### TASK TO COMPLETE
List each line in which the string "test" appears.

### INFORMATION SUPPLIED
_ _ _ _

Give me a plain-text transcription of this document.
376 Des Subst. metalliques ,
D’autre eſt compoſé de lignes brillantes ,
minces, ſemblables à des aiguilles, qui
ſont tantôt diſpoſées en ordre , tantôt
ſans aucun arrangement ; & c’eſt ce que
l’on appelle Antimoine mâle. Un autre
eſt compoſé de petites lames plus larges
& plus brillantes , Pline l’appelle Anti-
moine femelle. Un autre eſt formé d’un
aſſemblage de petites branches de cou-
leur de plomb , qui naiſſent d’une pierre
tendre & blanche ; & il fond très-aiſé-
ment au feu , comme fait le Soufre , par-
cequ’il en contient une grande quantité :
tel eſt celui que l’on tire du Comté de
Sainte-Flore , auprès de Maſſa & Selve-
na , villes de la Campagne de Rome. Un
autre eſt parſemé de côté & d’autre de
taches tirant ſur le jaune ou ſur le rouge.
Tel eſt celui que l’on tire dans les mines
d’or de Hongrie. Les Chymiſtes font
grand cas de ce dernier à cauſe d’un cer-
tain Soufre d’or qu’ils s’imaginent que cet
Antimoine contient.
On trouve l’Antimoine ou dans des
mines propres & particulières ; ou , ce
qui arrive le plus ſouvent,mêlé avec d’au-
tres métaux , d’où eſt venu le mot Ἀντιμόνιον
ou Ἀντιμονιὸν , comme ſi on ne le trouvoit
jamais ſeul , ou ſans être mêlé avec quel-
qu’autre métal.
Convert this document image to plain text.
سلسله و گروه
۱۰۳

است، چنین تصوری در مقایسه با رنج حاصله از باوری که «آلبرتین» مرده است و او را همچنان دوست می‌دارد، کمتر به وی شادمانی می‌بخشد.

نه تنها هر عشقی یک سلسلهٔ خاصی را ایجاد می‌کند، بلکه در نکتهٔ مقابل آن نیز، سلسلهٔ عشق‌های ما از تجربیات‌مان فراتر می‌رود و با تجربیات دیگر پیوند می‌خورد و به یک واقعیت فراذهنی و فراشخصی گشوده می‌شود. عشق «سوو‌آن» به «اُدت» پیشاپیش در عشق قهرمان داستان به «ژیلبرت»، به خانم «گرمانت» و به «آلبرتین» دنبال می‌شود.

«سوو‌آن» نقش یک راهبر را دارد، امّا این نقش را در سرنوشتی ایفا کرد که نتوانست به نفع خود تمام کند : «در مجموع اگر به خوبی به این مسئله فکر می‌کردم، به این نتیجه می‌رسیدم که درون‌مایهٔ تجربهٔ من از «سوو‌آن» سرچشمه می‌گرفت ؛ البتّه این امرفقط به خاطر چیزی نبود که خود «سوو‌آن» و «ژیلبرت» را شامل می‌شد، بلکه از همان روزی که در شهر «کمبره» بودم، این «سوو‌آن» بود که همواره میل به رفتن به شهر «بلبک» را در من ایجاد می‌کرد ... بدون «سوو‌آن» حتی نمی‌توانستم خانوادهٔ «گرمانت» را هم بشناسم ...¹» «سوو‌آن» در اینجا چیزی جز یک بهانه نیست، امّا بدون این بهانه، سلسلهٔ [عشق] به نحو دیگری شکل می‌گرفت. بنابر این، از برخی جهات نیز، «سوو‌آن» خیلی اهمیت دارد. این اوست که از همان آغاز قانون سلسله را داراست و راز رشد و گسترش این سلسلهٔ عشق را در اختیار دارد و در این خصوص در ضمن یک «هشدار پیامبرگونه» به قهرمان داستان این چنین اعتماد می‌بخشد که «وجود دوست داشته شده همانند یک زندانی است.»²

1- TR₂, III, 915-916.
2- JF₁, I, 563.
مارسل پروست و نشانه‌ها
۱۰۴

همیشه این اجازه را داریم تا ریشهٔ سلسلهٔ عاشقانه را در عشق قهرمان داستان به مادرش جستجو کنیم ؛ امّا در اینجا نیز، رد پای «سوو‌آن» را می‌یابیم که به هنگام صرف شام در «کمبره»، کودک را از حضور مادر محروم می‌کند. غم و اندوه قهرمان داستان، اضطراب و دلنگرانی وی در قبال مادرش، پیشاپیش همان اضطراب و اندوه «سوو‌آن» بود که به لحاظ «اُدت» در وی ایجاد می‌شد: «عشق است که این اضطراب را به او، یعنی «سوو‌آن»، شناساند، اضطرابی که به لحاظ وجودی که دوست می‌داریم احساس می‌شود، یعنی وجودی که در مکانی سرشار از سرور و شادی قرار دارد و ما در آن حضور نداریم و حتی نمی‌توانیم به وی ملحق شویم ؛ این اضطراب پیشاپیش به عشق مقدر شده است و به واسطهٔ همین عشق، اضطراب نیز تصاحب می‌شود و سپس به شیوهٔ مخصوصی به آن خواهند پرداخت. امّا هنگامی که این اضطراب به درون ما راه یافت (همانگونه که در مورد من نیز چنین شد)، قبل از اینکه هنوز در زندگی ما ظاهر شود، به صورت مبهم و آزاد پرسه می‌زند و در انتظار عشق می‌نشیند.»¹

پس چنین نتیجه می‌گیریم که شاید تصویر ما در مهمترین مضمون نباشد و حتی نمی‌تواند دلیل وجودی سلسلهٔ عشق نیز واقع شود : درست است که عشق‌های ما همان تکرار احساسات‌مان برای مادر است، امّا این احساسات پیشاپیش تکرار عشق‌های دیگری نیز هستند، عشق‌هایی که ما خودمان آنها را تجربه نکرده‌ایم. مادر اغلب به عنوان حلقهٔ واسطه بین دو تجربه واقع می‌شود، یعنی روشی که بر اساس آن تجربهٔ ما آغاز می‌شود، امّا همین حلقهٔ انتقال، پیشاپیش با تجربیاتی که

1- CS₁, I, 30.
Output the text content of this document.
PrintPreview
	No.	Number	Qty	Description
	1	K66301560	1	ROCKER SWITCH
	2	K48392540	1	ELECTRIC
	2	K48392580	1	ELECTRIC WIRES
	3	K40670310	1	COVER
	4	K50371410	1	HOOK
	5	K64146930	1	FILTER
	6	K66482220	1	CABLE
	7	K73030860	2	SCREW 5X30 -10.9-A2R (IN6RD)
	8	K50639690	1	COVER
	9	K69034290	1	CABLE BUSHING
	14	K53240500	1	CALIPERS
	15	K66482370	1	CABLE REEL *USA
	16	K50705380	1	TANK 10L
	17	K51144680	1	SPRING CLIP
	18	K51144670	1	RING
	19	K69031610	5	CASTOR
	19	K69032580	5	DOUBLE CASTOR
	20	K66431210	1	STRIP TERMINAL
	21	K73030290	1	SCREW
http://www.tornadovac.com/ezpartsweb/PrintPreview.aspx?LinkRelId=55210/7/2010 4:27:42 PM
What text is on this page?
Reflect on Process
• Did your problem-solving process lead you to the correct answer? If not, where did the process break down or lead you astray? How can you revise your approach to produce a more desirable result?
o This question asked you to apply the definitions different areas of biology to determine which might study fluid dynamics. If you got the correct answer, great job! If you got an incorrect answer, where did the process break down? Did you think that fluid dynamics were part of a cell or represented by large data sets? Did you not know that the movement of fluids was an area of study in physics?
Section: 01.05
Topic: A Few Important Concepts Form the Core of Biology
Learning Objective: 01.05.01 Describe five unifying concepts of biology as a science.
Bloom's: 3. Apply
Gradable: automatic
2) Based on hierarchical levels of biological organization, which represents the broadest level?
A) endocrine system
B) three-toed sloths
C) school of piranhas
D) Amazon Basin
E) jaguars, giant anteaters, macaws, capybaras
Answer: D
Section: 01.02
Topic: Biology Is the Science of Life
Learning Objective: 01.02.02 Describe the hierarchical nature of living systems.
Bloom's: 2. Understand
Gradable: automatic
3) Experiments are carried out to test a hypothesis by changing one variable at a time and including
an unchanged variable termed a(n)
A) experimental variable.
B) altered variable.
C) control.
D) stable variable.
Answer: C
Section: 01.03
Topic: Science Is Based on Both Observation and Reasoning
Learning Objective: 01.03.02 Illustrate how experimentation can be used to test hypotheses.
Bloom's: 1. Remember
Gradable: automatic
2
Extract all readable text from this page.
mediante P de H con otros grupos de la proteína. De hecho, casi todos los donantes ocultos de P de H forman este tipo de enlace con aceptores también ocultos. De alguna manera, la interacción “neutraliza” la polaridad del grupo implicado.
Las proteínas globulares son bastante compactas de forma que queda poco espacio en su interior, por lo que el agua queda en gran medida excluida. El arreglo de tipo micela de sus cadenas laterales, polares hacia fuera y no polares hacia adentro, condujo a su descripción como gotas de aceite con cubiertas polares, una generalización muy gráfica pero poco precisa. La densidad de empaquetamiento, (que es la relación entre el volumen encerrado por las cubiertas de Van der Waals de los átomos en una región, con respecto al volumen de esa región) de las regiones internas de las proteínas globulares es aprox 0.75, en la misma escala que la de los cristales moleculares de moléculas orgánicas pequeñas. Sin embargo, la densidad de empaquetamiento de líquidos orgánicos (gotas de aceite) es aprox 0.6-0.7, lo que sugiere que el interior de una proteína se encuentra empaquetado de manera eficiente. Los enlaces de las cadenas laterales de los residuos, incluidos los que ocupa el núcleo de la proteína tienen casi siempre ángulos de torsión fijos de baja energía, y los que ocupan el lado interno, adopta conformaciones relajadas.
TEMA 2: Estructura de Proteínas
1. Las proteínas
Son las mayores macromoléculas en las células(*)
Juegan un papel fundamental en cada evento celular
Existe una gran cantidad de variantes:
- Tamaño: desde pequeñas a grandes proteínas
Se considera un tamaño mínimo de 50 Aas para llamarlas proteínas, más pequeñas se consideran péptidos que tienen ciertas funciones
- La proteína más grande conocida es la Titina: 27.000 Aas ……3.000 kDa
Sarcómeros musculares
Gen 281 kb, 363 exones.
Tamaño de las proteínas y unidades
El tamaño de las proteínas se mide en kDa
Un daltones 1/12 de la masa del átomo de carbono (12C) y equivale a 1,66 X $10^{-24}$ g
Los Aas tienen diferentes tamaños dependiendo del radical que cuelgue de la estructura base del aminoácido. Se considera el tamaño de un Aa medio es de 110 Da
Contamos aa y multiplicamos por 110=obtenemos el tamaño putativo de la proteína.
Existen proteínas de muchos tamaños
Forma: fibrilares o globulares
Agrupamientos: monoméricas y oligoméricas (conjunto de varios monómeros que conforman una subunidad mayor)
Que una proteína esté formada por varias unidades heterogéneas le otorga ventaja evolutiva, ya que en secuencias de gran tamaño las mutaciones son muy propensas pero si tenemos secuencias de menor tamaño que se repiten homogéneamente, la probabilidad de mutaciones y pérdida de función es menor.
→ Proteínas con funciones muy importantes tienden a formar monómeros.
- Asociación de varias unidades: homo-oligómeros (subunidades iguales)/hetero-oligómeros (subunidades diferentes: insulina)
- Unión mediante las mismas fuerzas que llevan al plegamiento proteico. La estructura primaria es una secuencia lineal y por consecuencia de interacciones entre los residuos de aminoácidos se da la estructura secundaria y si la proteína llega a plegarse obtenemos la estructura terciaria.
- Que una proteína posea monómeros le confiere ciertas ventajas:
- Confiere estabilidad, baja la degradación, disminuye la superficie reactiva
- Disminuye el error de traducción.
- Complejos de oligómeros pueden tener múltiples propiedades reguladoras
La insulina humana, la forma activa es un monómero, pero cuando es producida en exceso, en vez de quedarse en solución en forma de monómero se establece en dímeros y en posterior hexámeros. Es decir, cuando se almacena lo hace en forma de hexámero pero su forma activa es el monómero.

_ _ _ _

### EXERCISE OUTPUT
3) Experiments are carried out to test a hypothesis by changing one variable at a time and including
Learning Objective: 01.03.02 Illustrate how experimentation can be used to test hypotheses.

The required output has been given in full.